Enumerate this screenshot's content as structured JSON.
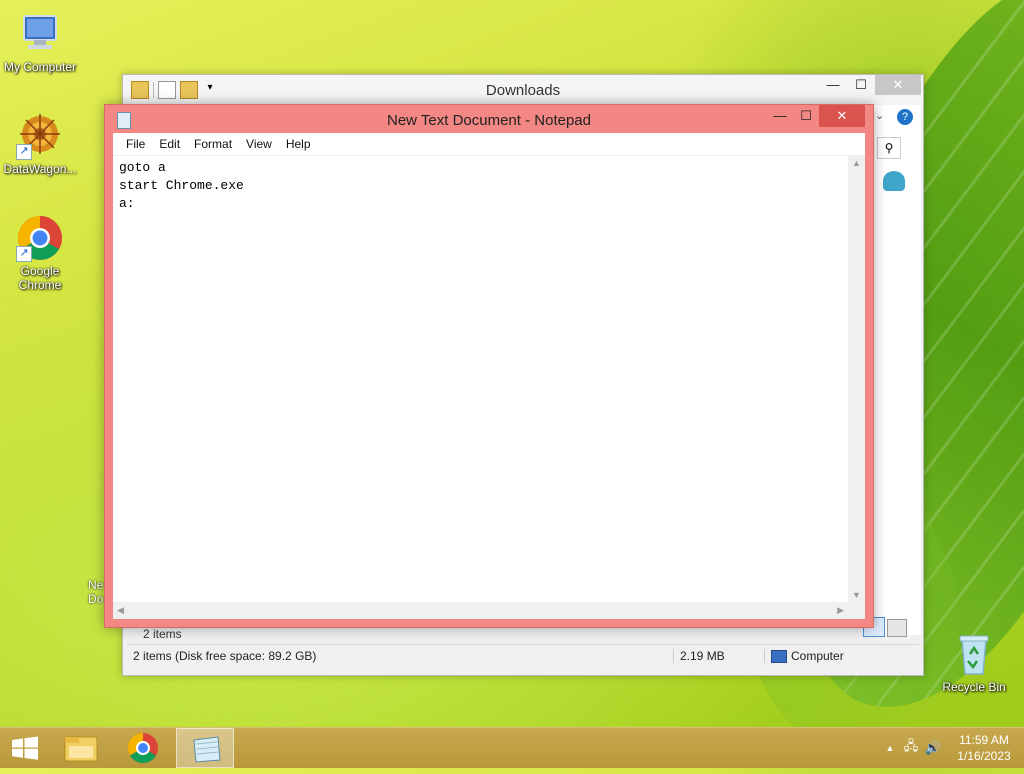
{
  "desktop": {
    "icons": [
      {
        "label": "My Computer"
      },
      {
        "label": "DataWagon..."
      },
      {
        "label": "Google Chrome"
      },
      {
        "label": "Recycle Bin"
      }
    ],
    "partial_icon_labels": [
      "Ne",
      "Do"
    ]
  },
  "explorer": {
    "title": "Downloads",
    "items_count": "2 items",
    "status": {
      "items_info": "2 items (Disk free space: 89.2 GB)",
      "size": "2.19 MB",
      "location": "Computer"
    },
    "buttons": {
      "minimize": "—",
      "maximize": "☐",
      "close": "✕"
    }
  },
  "notepad": {
    "title": "New Text Document - Notepad",
    "menu": [
      "File",
      "Edit",
      "Format",
      "View",
      "Help"
    ],
    "content": "goto a\nstart Chrome.exe\na:",
    "buttons": {
      "minimize": "—",
      "maximize": "☐",
      "close": "✕"
    }
  },
  "taskbar": {
    "clock_time": "11:59 AM",
    "clock_date": "1/16/2023",
    "items": [
      "start-button",
      "file-explorer-icon",
      "chrome-icon",
      "notepad-icon"
    ],
    "colors": {
      "taskbar": "#b8983a",
      "notepad_frame": "#f28783",
      "close_red": "#d9534f"
    }
  }
}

***

Exercise requirements:
Identify the lines above that contain the word "content", then copy them.

Solution to the problem:
Enumerate this screenshot's content as structured JSON.
    "content": "goto a\nstart Chrome.exe\na:",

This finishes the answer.